Task directions: Render all of the data below as a numbered list with one line per entry. Omit blank lines and the pictures.
* start Data supplied *
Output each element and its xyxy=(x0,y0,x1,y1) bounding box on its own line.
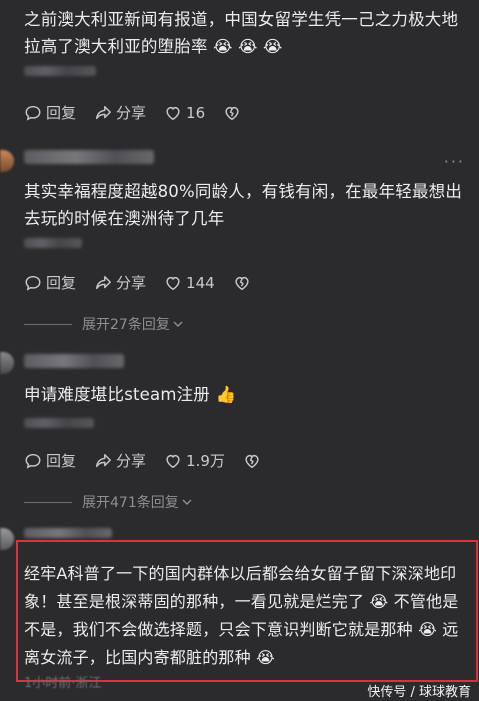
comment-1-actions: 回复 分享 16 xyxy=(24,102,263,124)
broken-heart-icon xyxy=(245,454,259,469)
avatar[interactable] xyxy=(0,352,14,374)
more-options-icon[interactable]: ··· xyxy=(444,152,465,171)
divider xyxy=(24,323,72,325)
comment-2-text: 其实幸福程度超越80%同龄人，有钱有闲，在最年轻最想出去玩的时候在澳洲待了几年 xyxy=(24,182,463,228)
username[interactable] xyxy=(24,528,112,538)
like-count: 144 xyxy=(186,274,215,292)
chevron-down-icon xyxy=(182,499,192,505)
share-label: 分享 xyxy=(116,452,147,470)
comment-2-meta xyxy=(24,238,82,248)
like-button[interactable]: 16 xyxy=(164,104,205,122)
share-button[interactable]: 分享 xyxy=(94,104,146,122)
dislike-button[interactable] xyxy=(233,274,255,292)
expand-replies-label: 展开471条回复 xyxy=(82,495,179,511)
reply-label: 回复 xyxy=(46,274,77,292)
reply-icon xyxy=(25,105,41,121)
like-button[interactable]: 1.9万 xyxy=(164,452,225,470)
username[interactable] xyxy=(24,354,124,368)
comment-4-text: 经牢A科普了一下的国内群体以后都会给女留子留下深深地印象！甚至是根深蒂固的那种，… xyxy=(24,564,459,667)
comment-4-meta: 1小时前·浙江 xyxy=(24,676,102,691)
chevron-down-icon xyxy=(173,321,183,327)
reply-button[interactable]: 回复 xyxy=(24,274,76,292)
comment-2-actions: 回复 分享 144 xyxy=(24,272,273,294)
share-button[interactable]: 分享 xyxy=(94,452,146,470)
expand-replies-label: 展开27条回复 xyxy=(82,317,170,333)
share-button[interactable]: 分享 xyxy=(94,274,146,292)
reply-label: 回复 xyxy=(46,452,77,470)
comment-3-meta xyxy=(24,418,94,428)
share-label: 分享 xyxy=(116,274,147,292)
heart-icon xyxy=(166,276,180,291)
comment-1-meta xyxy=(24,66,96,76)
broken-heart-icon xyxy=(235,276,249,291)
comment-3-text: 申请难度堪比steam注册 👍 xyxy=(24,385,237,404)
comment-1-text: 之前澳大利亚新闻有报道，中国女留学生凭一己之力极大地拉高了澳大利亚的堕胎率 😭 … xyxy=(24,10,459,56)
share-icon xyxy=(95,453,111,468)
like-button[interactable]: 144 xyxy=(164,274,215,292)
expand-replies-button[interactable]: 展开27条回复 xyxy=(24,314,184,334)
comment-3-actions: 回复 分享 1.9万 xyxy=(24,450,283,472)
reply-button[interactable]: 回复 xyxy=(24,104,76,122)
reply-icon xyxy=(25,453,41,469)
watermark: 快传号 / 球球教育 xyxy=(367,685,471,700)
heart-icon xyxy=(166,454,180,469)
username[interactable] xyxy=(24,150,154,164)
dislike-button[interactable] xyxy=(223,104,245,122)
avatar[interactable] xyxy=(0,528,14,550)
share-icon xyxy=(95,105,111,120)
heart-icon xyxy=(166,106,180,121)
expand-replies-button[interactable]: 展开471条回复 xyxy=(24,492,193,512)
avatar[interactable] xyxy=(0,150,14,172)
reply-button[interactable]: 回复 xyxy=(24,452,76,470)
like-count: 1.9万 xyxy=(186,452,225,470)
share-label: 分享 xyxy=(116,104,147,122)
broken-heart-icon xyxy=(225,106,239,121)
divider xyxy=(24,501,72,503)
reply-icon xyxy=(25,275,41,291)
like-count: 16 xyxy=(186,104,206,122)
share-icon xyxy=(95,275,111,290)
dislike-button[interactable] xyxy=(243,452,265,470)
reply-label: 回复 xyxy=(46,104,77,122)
* end Data supplied *
Task output:
1. Output each element and its xyxy=(x0,y0,x1,y1) bounding box on its own line.
2. comment-1-actions: 回复 分享 16 xyxy=(24,102,263,124)
3. broken-heart-icon xyxy=(245,454,259,469)
4. avatar[interactable] xyxy=(0,352,14,374)
5. more-options-icon[interactable]: ··· xyxy=(444,152,465,171)
6. divider xyxy=(24,323,72,325)
7. comment-2-text: 其实幸福程度超越80%同龄人，有钱有闲，在最年轻最想出去玩的时候在澳洲待了几年 xyxy=(24,182,463,228)
8. username[interactable] xyxy=(24,528,112,538)
9. like-count: 144 xyxy=(186,274,215,292)
10. chevron-down-icon xyxy=(182,499,192,505)
11. share-label: 分享 xyxy=(116,452,147,470)
12. comment-2-meta xyxy=(24,238,82,248)
13. like-button[interactable]: 16 xyxy=(164,104,205,122)
14. share-button[interactable]: 分享 xyxy=(94,104,146,122)
15. dislike-button[interactable] xyxy=(233,274,255,292)
16. expand-replies-label: 展开471条回复 xyxy=(82,495,179,511)
17. reply-label: 回复 xyxy=(46,274,77,292)
18. reply-icon xyxy=(25,105,41,121)
19. like-button[interactable]: 1.9万 xyxy=(164,452,225,470)
20. username[interactable] xyxy=(24,354,124,368)
21. comment-4-text: 经牢A科普了一下的国内群体以后都会给女留子留下深深地印象！甚至是根深蒂固的那种，… xyxy=(24,564,459,667)
22. comment-4-meta: 1小时前·浙江 xyxy=(24,676,102,691)
23. chevron-down-icon xyxy=(173,321,183,327)
24. reply-button[interactable]: 回复 xyxy=(24,274,76,292)
25. comment-2-actions: 回复 分享 144 xyxy=(24,272,273,294)
26. share-button[interactable]: 分享 xyxy=(94,452,146,470)
27. expand-replies-label: 展开27条回复 xyxy=(82,317,170,333)
28. share-button[interactable]: 分享 xyxy=(94,274,146,292)
29. reply-label: 回复 xyxy=(46,452,77,470)
30. comment-3-meta xyxy=(24,418,94,428)
31. share-label: 分享 xyxy=(116,274,147,292)
32. heart-icon xyxy=(166,276,180,291)
33. comment-1-meta xyxy=(24,66,96,76)
34. broken-heart-icon xyxy=(235,276,249,291)
35. comment-3-text: 申请难度堪比steam注册 👍 xyxy=(24,385,237,404)
36. comment-1-text: 之前澳大利亚新闻有报道，中国女留学生凭一己之力极大地拉高了澳大利亚的堕胎率 😭 … xyxy=(24,10,459,56)
37. share-icon xyxy=(95,453,111,468)
38. like-button[interactable]: 144 xyxy=(164,274,215,292)
39. expand-replies-button[interactable]: 展开27条回复 xyxy=(24,314,184,334)
40. comment-3-actions: 回复 分享 1.9万 xyxy=(24,450,283,472)
41. reply-button[interactable]: 回复 xyxy=(24,104,76,122)
42. reply-icon xyxy=(25,453,41,469)
43. watermark: 快传号 / 球球教育 xyxy=(367,685,471,700)
44. heart-icon xyxy=(166,454,180,469)
45. username[interactable] xyxy=(24,150,154,164)
46. dislike-button[interactable] xyxy=(223,104,245,122)
47. avatar[interactable] xyxy=(0,528,14,550)
48. share-icon xyxy=(95,105,111,120)
49. heart-icon xyxy=(166,106,180,121)
50. expand-replies-button[interactable]: 展开471条回复 xyxy=(24,492,193,512)
51. avatar[interactable] xyxy=(0,150,14,172)
52. reply-button[interactable]: 回复 xyxy=(24,452,76,470)
53. like-count: 1.9万 xyxy=(186,452,225,470)
54. share-label: 分享 xyxy=(116,104,147,122)
55. broken-heart-icon xyxy=(225,106,239,121)
56. divider xyxy=(24,501,72,503)
57. reply-icon xyxy=(25,275,41,291)
58. like-count: 16 xyxy=(186,104,206,122)
59. share-icon xyxy=(95,275,111,290)
60. dislike-button[interactable] xyxy=(243,452,265,470)
61. reply-label: 回复 xyxy=(46,104,77,122)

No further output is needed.